*REQUIREMENTS*
Find the lines with "device" in them and copy them out.

— begin RECORD LIST —

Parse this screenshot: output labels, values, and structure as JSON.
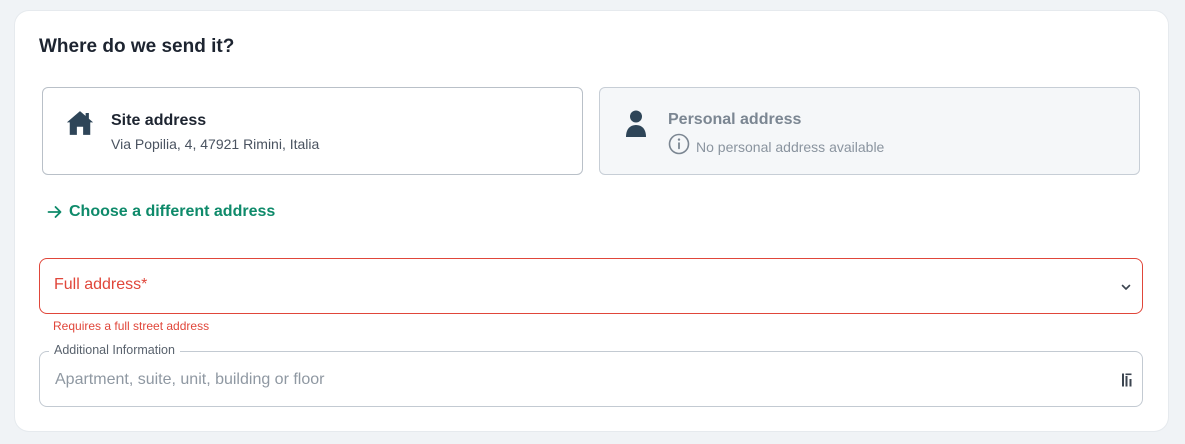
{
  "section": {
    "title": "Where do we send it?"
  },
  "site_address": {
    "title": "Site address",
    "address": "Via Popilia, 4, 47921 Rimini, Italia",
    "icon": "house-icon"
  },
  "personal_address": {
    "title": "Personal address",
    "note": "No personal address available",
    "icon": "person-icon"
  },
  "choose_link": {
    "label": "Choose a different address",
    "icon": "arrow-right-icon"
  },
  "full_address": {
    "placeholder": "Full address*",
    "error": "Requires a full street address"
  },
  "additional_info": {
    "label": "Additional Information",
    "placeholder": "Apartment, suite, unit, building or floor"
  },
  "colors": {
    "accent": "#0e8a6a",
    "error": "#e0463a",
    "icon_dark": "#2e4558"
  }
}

— end RECORD LIST —
— begin RECORD LIST —

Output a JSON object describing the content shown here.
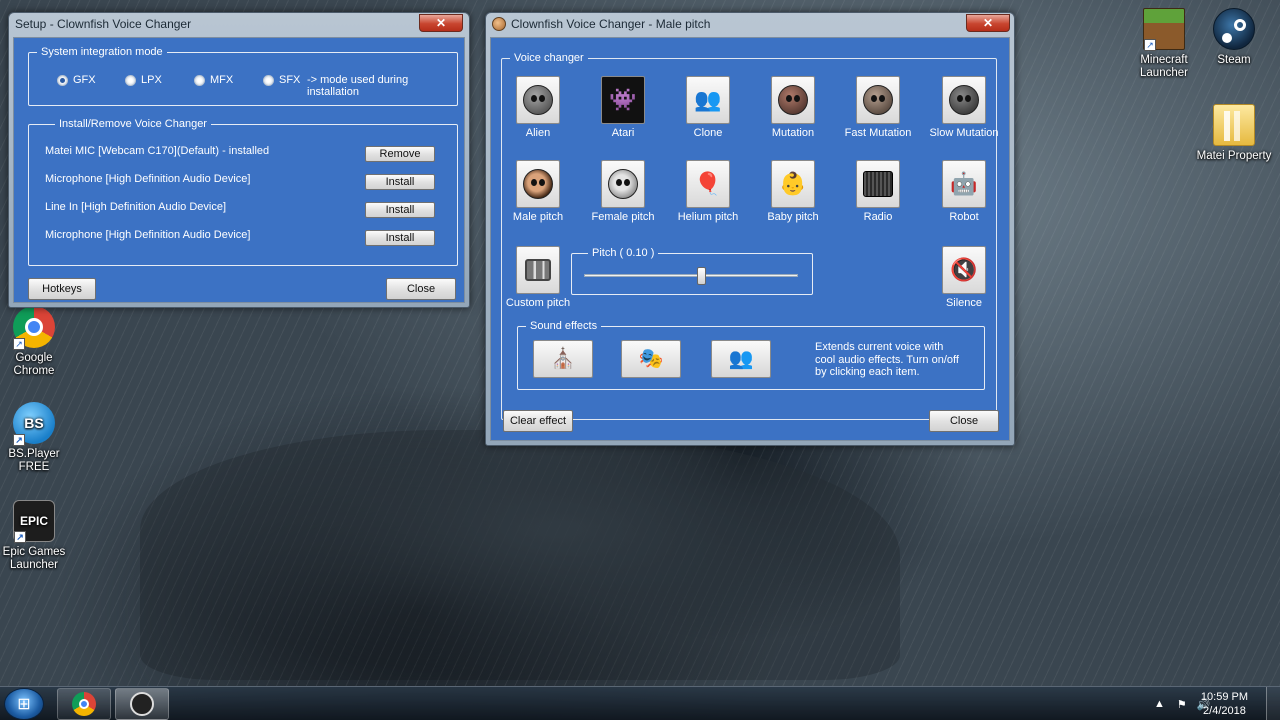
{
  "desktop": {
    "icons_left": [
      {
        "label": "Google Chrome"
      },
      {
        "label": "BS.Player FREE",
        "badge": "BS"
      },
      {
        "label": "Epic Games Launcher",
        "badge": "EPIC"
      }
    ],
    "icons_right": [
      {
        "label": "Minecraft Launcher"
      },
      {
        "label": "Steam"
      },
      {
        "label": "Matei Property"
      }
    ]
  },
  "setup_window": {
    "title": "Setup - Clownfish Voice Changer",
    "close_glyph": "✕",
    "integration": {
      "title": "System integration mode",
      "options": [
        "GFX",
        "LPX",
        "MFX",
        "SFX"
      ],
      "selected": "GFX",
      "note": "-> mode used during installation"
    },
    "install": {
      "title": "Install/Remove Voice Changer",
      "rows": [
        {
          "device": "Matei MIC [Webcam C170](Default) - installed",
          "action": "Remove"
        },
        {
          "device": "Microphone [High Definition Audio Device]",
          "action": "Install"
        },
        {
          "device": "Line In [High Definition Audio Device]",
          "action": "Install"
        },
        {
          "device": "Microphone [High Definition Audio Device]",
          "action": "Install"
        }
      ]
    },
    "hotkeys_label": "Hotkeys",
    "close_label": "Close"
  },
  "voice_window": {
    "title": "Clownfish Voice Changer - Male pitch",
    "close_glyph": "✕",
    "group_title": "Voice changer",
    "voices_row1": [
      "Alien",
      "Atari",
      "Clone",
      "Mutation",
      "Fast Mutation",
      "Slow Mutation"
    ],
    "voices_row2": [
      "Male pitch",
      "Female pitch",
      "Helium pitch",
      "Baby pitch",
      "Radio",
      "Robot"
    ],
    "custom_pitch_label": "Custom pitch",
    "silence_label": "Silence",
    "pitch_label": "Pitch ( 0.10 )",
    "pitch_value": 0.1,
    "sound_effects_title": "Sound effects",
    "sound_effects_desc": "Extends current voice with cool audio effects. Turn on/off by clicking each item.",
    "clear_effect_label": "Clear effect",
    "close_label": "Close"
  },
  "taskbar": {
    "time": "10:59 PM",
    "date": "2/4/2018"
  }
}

— end RECORD LIST —

*FINISHED ANSWER*
          "device": "Matei MIC [Webcam C170](Default) - installed",
          "device": "Microphone [High Definition Audio Device]",
          "device": "Line In [High Definition Audio Device]",
          "device": "Microphone [High Definition Audio Device]",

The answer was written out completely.